**THE PROBLEM**
Give the entries from the line containing "bottleneck-line bbox=[25, 30, 775, 780]" through the line containing "Identify all the", both included, as a Markdown table with the columns Row and Entry Line. Number the rows and leave out any blank lines.

Bounding box annotations
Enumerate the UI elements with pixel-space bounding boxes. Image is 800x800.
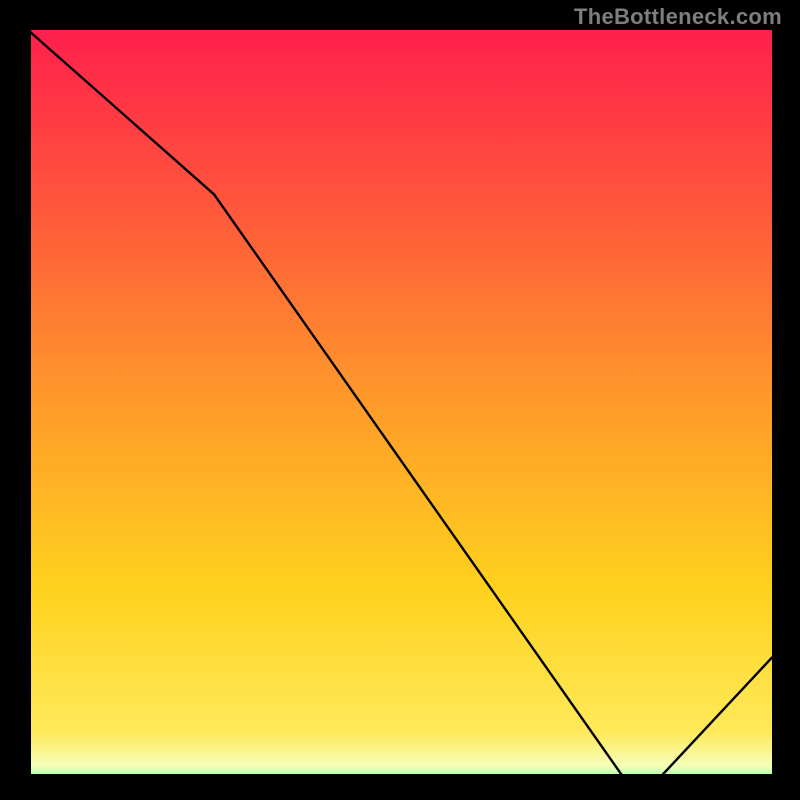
bottleneck-line bbox=[25, 30, 775, 780]
watermark-text: TheBottleneck.com bbox=[574, 4, 782, 30]
plot-area bbox=[25, 30, 775, 780]
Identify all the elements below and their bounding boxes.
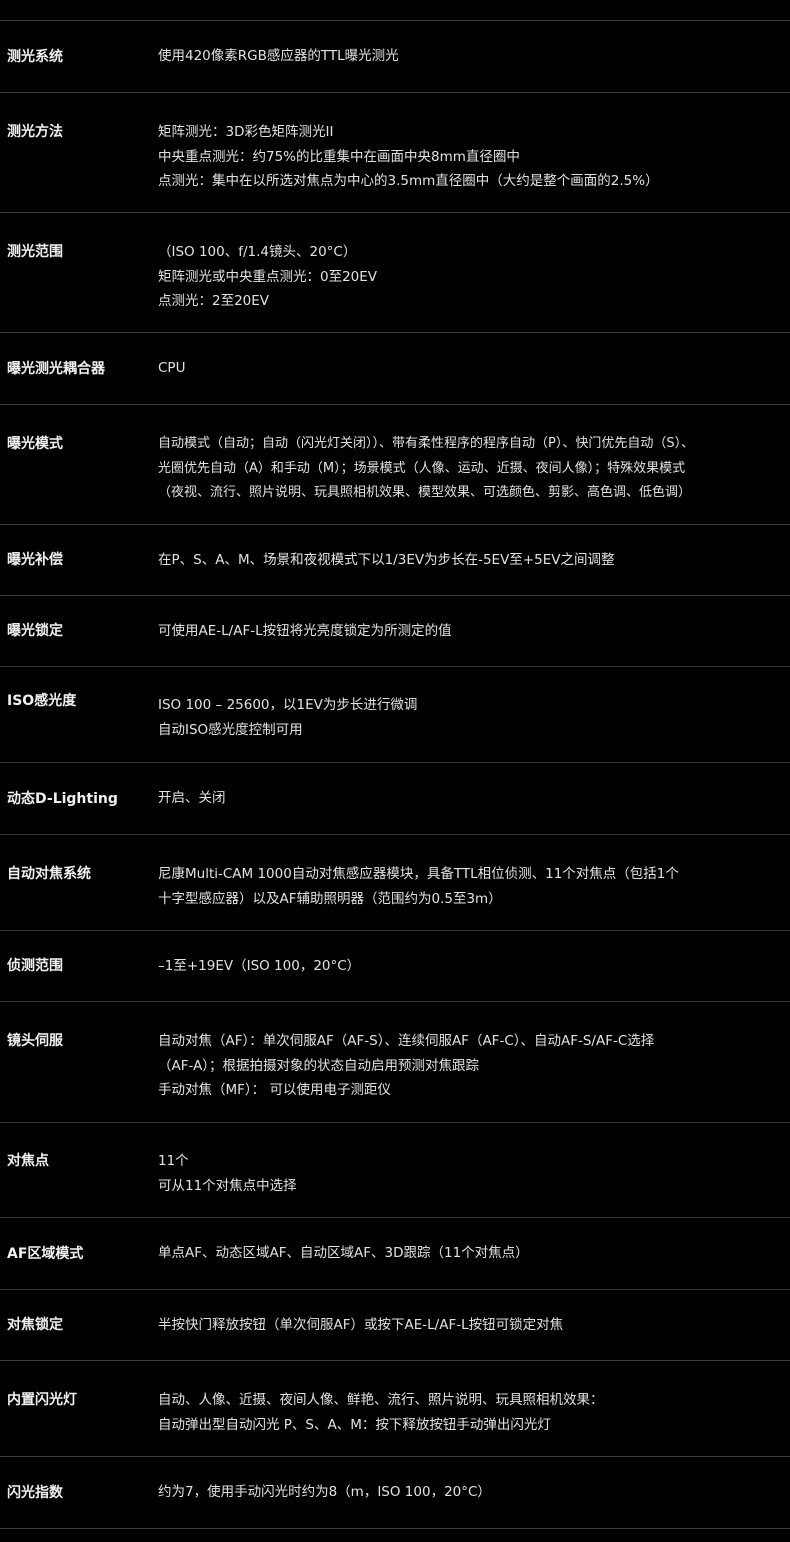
spec-line: 自动ISO感光度控制可用 [158, 721, 303, 738]
spec-label: 曝光模式 [7, 436, 63, 452]
spec-row: 曝光测光耦合器 CPU [0, 332, 790, 404]
spec-value: –1至+19EV（ISO 100，20°C） [158, 954, 790, 979]
spec-row: 测光系统 使用420像素RGB感应器的TTL曝光测光 [0, 20, 790, 92]
spec-line: 十字型感应器）以及AF辅助照明器（范围约为0.5至3m） [158, 890, 502, 907]
spec-label: 侦测范围 [7, 958, 63, 974]
spec-line: 中央重点测光：约75%的比重集中在画面中央8mm直径圈中 [158, 148, 520, 165]
spec-row: 对焦点 11个 可从11个对焦点中选择 [0, 1122, 790, 1217]
spec-row: 侦测范围 –1至+19EV（ISO 100，20°C） [0, 930, 790, 1001]
spec-line: 自动弹出型自动闪光 P、S、A、M：按下释放按钮手动弹出闪光灯 [158, 1416, 551, 1433]
spec-label: 镜头伺服 [7, 1033, 63, 1049]
spec-row: ISO感光度 ISO 100 – 25600，以1EV为步长进行微调 自动ISO… [0, 666, 790, 762]
spec-line: 自动、人像、近摄、夜间人像、鲜艳、流行、照片说明、玩具照相机效果： [158, 1392, 604, 1408]
spec-value: ISO 100 – 25600，以1EV为步长进行微调 自动ISO感光度控制可用 [158, 689, 790, 742]
spec-line: （ISO 100、f/1.4镜头、20°C） [158, 244, 357, 260]
spec-label: 对焦点 [7, 1153, 49, 1169]
spec-line: （夜视、流行、照片说明、玩具照相机效果、模型效果、可选颜色、剪影、高色调、低色调… [158, 485, 692, 500]
spec-line: 矩阵测光：3D彩色矩阵测光II [158, 124, 334, 140]
spec-line: 在P、S、A、M、场景和夜视模式下以1/3EV为步长在-5EV至+5EV之间调整 [158, 551, 615, 568]
spec-row: 测光方法 矩阵测光：3D彩色矩阵测光II 中央重点测光：约75%的比重集中在画面… [0, 92, 790, 212]
spec-row: 闪光指数 约为7，使用手动闪光时约为8（m，ISO 100，20°C） [0, 1456, 790, 1528]
spec-row: AF区域模式 单点AF、动态区域AF、自动区域AF、3D跟踪（11个对焦点） [0, 1217, 790, 1289]
spec-line: 手动对焦（MF）： 可以使用电子测距仪 [158, 1082, 391, 1098]
spec-value: 矩阵测光：3D彩色矩阵测光II 中央重点测光：约75%的比重集中在画面中央8mm… [158, 120, 790, 194]
spec-line: 点测光：2至20EV [158, 293, 270, 309]
spec-line: 开启、关闭 [158, 790, 226, 807]
spec-line: 可使用AE-L/AF-L按钮将光亮度锁定为所测定的值 [158, 622, 452, 639]
spec-table: 测光系统 使用420像素RGB感应器的TTL曝光测光 测光方法 矩阵测光：3D彩… [0, 0, 790, 1529]
spec-row: 内置闪光灯 自动、人像、近摄、夜间人像、鲜艳、流行、照片说明、玩具照相机效果： … [0, 1360, 790, 1456]
spec-line: CPU [158, 360, 186, 377]
spec-value: （ISO 100、f/1.4镜头、20°C） 矩阵测光或中央重点测光：0至20E… [158, 240, 790, 314]
spec-line: 矩阵测光或中央重点测光：0至20EV [158, 268, 378, 285]
spec-label: 闪光指数 [7, 1484, 63, 1501]
spec-line: 自动模式（自动；自动（闪光灯关闭））、带有柔性程序的程序自动（P）、快门优先自动… [158, 436, 695, 451]
spec-row: 曝光模式 自动模式（自动；自动（闪光灯关闭））、带有柔性程序的程序自动（P）、快… [0, 404, 790, 524]
spec-line: （AF-A）；根据拍摄对象的状态自动启用预测对焦跟踪 [158, 1057, 480, 1074]
spec-line: –1至+19EV（ISO 100，20°C） [158, 957, 361, 974]
spec-row: 对焦锁定 半按快门释放按钮（单次伺服AF）或按下AE-L/AF-L按钮可锁定对焦 [0, 1289, 790, 1360]
spec-value: 自动模式（自动；自动（闪光灯关闭））、带有柔性程序的程序自动（P）、快门优先自动… [158, 432, 790, 506]
spec-row: 曝光补偿 在P、S、A、M、场景和夜视模式下以1/3EV为步长在-5EV至+5E… [0, 524, 790, 595]
spec-label: 测光范围 [7, 244, 63, 260]
spec-label: 测光方法 [7, 124, 63, 140]
spec-value: 11个 可从11个对焦点中选择 [158, 1149, 790, 1198]
spec-value: 开启、关闭 [158, 786, 790, 811]
spec-value: 单点AF、动态区域AF、自动区域AF、3D跟踪（11个对焦点） [158, 1241, 790, 1266]
spec-line: 点测光：集中在以所选对焦点为中心的3.5mm直径圈中（大约是整个画面的2.5%） [158, 173, 659, 189]
spec-line: 可从11个对焦点中选择 [158, 1177, 297, 1194]
spec-row: 动态D-Lighting 开启、关闭 [0, 762, 790, 834]
spec-line: ISO 100 – 25600，以1EV为步长进行微调 [158, 697, 418, 713]
spec-value: CPU [158, 356, 790, 381]
bottom-divider [0, 1528, 790, 1529]
spec-label: 曝光补偿 [7, 552, 63, 568]
spec-value: 在P、S、A、M、场景和夜视模式下以1/3EV为步长在-5EV至+5EV之间调整 [158, 548, 790, 573]
spec-line: 自动对焦（AF）：单次伺服AF（AF-S）、连续伺服AF（AF-C）、自动AF-… [158, 1033, 655, 1049]
spec-label: ISO感光度 [7, 693, 77, 709]
spec-label: 曝光测光耦合器 [7, 360, 105, 377]
spec-value: 半按快门释放按钮（单次伺服AF）或按下AE-L/AF-L按钮可锁定对焦 [158, 1313, 790, 1338]
spec-value: 使用420像素RGB感应器的TTL曝光测光 [158, 44, 790, 69]
spec-label: AF区域模式 [7, 1245, 84, 1262]
spec-line: 单点AF、动态区域AF、自动区域AF、3D跟踪（11个对焦点） [158, 1245, 529, 1262]
spec-label: 自动对焦系统 [7, 866, 91, 882]
spec-line: 光圈优先自动（A）和手动（M）；场景模式（人像、运动、近摄、夜间人像）；特殊效果… [158, 460, 686, 476]
spec-label: 内置闪光灯 [7, 1392, 77, 1408]
spec-line: 11个 [158, 1153, 189, 1169]
spec-line: 约为7，使用手动闪光时约为8（m，ISO 100，20°C） [158, 1484, 491, 1501]
spec-line: 半按快门释放按钮（单次伺服AF）或按下AE-L/AF-L按钮可锁定对焦 [158, 1316, 564, 1333]
spec-line: 使用420像素RGB感应器的TTL曝光测光 [158, 48, 399, 65]
spec-value: 尼康Multi-CAM 1000自动对焦感应器模块，具备TTL相位侦测、11个对… [158, 862, 790, 911]
spec-row: 测光范围 （ISO 100、f/1.4镜头、20°C） 矩阵测光或中央重点测光：… [0, 212, 790, 332]
spec-value: 自动、人像、近摄、夜间人像、鲜艳、流行、照片说明、玩具照相机效果： 自动弹出型自… [158, 1388, 790, 1437]
spec-label: 曝光锁定 [7, 623, 63, 639]
spec-value: 约为7，使用手动闪光时约为8（m，ISO 100，20°C） [158, 1480, 790, 1505]
spec-line: 尼康Multi-CAM 1000自动对焦感应器模块，具备TTL相位侦测、11个对… [158, 866, 679, 882]
spec-label: 对焦锁定 [7, 1317, 63, 1333]
spec-row: 自动对焦系统 尼康Multi-CAM 1000自动对焦感应器模块，具备TTL相位… [0, 834, 790, 930]
spec-value: 可使用AE-L/AF-L按钮将光亮度锁定为所测定的值 [158, 619, 790, 644]
spec-row: 曝光锁定 可使用AE-L/AF-L按钮将光亮度锁定为所测定的值 [0, 595, 790, 666]
spec-label: 动态D-Lighting [7, 790, 118, 807]
spec-row: 镜头伺服 自动对焦（AF）：单次伺服AF（AF-S）、连续伺服AF（AF-C）、… [0, 1001, 790, 1122]
spec-label: 测光系统 [7, 48, 63, 65]
spec-value: 自动对焦（AF）：单次伺服AF（AF-S）、连续伺服AF（AF-C）、自动AF-… [158, 1029, 790, 1103]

**OUTPUT BELOW**
| Row | Entry Line |
|---|---|
| 1 | bottleneck-line bbox=[25, 30, 775, 780] |
| 2 | watermark-text: TheBottleneck.com bbox=[574, 4, 782, 30] |
| 3 | plot-area bbox=[25, 30, 775, 780] |
| 4 | Identify all the elements below and their bounding boxes. |